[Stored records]
--- START ---

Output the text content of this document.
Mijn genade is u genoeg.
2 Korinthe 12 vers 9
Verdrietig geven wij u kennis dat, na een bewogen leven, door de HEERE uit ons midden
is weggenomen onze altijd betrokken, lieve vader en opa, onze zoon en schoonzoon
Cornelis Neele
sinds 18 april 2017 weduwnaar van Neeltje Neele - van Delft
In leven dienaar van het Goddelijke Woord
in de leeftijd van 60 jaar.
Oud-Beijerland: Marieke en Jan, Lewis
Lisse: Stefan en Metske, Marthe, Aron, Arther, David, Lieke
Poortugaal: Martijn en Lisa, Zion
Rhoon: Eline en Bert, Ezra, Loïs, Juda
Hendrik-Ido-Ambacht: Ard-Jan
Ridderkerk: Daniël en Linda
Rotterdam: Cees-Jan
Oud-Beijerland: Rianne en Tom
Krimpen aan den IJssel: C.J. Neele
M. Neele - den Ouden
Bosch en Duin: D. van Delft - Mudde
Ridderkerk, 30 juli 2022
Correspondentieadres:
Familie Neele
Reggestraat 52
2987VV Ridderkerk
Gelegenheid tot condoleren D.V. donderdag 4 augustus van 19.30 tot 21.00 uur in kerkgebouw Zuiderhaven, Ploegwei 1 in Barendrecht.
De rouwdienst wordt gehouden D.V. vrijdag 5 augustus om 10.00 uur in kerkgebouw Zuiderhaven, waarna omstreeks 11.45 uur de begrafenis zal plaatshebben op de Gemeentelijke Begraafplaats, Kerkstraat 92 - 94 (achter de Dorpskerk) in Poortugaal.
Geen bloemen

--- END ---

→ **Problem statement**:
Copy every entry exactly.

→ **Output for this task**:
Output the text content of this document.
Mijn genade is u genoeg.
2 Korinthe 12 vers 9
Verdrietig geven wij u kennis dat, na een bewogen leven, door de HEERE uit ons midden
is weggenomen onze altijd betrokken, lieve vader en opa, onze zoon en schoonzoon
Cornelis Neele
sinds 18 april 2017 weduwnaar van Neeltje Neele - van Delft
In leven dienaar van het Goddelijke Woord
in de leeftijd van 60 jaar.
Oud-Beijerland: Marieke en Jan, Lewis
Lisse: Stefan en Metske, Marthe, Aron, Arther, David, Lieke
Poortugaal: Martijn en Lisa, Zion
Rhoon: Eline en Bert, Ezra, Loïs, Juda
Hendrik-Ido-Ambacht: Ard-Jan
Ridderkerk: Daniël en Linda
Rotterdam: Cees-Jan
Oud-Beijerland: Rianne en Tom
Krimpen aan den IJssel: C.J. Neele
M. Neele - den Ouden
Bosch en Duin: D. van Delft - Mudde
Ridderkerk, 30 juli 2022
Correspondentieadres:
Familie Neele
Reggestraat 52
2987VV Ridderkerk
Gelegenheid tot condoleren D.V. donderdag 4 augustus van 19.30 tot 21.00 uur in kerkgebouw Zuiderhaven, Ploegwei 1 in Barendrecht.
De rouwdienst wordt gehouden D.V. vrijdag 5 augustus om 10.00 uur in kerkgebouw Zuiderhaven, waarna omstreeks 11.45 uur de begrafenis zal plaatshebben op de Gemeentelijke Begraafplaats, Kerkstraat 92 - 94 (achter de Dorpskerk) in Poortugaal.
Geen bloemen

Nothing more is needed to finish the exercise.